The problem = Go through the lines below. Copy those with "type".

Extracted entries =

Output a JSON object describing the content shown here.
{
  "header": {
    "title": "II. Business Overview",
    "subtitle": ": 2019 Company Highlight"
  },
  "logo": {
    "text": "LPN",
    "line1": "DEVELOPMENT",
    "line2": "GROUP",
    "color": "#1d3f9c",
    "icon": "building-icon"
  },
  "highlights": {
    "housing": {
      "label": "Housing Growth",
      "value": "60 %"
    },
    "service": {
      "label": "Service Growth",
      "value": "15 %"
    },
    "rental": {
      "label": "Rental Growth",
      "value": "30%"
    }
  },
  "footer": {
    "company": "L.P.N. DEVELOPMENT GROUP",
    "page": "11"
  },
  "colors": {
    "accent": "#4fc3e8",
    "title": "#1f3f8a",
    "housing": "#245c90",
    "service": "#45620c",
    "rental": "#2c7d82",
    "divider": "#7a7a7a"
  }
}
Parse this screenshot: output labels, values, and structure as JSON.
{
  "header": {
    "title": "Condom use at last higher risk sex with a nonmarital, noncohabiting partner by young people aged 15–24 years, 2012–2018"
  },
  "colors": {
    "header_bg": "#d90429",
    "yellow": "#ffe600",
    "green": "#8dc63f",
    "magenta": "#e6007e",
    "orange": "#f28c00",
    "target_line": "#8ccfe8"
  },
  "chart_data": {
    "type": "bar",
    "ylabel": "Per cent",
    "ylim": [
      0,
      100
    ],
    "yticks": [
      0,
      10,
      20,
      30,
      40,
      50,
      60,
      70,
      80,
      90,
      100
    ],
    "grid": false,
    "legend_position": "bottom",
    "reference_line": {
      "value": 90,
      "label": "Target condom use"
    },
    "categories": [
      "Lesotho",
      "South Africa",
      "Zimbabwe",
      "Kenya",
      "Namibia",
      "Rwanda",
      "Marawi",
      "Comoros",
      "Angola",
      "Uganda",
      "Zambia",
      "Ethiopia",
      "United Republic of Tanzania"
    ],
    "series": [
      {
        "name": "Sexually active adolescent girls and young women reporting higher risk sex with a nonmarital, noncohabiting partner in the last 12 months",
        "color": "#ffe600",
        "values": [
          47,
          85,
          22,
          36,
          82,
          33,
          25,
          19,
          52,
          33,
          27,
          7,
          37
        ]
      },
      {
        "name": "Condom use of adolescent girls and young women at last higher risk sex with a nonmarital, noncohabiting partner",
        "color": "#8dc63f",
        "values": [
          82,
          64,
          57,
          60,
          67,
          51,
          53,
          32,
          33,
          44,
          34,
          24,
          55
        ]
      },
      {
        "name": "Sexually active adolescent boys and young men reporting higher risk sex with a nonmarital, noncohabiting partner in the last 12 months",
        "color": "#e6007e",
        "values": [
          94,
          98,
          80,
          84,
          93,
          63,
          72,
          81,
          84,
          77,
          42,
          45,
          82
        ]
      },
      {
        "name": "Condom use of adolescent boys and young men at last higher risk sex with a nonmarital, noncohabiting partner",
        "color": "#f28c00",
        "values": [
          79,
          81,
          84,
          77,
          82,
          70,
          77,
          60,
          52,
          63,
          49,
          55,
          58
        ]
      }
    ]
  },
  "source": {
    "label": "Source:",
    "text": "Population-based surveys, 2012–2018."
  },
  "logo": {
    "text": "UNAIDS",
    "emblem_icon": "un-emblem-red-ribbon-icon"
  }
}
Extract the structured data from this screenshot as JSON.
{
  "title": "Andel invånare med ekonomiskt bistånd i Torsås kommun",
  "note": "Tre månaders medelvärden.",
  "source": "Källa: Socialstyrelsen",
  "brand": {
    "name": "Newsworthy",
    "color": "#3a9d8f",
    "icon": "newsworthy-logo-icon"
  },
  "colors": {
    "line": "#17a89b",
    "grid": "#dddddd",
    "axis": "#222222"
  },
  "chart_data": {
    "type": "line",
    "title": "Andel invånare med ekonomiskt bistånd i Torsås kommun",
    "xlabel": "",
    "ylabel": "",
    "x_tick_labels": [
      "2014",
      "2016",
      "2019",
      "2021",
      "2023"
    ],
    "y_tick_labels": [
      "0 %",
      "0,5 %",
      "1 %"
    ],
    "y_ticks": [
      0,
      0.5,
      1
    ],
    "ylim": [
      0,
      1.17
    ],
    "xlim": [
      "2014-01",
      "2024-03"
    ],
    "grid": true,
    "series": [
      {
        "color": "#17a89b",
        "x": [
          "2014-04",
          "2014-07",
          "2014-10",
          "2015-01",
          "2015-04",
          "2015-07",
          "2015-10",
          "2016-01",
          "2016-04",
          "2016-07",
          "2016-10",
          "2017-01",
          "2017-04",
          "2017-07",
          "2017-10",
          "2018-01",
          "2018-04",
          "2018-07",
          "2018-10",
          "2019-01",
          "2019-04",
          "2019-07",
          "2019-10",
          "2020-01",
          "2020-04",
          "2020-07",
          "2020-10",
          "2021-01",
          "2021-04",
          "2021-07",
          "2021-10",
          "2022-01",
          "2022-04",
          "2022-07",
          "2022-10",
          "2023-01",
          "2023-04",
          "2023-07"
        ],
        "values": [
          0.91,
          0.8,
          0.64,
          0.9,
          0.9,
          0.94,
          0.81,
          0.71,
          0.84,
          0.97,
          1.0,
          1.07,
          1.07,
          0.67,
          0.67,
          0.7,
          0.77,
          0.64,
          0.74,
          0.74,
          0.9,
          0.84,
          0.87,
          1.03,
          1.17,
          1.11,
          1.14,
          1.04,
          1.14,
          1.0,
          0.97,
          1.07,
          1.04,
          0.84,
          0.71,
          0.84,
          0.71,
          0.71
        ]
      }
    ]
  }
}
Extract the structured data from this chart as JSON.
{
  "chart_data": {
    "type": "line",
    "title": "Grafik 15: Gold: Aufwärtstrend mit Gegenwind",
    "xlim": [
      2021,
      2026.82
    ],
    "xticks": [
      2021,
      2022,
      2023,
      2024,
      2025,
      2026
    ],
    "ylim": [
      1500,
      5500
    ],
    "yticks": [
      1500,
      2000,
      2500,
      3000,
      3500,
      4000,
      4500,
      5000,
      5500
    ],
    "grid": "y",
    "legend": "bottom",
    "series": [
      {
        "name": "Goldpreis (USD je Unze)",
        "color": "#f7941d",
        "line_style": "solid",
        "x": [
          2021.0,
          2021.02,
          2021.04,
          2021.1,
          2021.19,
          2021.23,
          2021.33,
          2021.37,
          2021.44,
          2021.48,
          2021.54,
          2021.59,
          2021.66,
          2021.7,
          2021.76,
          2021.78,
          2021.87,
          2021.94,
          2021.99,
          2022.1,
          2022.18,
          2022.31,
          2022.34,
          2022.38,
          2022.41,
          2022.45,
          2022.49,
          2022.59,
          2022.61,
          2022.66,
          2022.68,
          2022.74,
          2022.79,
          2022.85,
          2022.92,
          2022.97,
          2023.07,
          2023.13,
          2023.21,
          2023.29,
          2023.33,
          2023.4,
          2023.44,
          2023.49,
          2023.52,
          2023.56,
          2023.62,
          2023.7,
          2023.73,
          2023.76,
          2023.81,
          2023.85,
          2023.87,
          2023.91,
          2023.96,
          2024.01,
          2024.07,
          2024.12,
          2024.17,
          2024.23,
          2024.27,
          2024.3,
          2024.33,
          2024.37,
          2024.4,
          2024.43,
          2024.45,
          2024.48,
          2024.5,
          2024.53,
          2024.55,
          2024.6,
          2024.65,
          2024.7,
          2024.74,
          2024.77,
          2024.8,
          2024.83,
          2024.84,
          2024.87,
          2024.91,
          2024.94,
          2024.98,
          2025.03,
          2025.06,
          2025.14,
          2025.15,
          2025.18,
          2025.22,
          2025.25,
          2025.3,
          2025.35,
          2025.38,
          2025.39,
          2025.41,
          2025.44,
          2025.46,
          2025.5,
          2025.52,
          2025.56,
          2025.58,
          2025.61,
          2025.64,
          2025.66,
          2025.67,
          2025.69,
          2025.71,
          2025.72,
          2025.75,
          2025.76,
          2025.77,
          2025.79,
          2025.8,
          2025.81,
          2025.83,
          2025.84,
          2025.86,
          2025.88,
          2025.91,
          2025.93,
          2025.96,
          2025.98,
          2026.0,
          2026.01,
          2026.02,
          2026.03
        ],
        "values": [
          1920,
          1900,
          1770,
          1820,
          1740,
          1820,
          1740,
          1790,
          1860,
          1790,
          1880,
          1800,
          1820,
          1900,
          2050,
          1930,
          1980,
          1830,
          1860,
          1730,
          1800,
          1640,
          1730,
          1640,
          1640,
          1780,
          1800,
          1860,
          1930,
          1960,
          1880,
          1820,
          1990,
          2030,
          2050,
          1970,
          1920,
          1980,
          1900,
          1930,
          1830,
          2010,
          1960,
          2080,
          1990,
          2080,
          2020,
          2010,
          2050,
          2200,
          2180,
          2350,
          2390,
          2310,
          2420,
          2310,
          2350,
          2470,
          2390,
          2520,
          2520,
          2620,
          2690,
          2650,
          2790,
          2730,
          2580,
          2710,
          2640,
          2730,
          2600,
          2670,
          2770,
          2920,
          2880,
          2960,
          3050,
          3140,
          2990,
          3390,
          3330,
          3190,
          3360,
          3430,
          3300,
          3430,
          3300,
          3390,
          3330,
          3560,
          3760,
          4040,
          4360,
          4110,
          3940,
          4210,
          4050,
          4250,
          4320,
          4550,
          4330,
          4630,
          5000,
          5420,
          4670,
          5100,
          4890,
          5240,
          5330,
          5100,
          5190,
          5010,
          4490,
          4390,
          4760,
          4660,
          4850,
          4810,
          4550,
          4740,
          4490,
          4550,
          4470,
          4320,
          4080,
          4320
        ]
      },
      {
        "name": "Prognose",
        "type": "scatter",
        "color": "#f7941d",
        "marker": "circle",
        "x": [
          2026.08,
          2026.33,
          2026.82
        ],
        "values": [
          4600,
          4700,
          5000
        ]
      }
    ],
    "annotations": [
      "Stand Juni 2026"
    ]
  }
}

Response =
    "type": "bar",
    "type": "line",
    "type": "line",
        "type": "scatter",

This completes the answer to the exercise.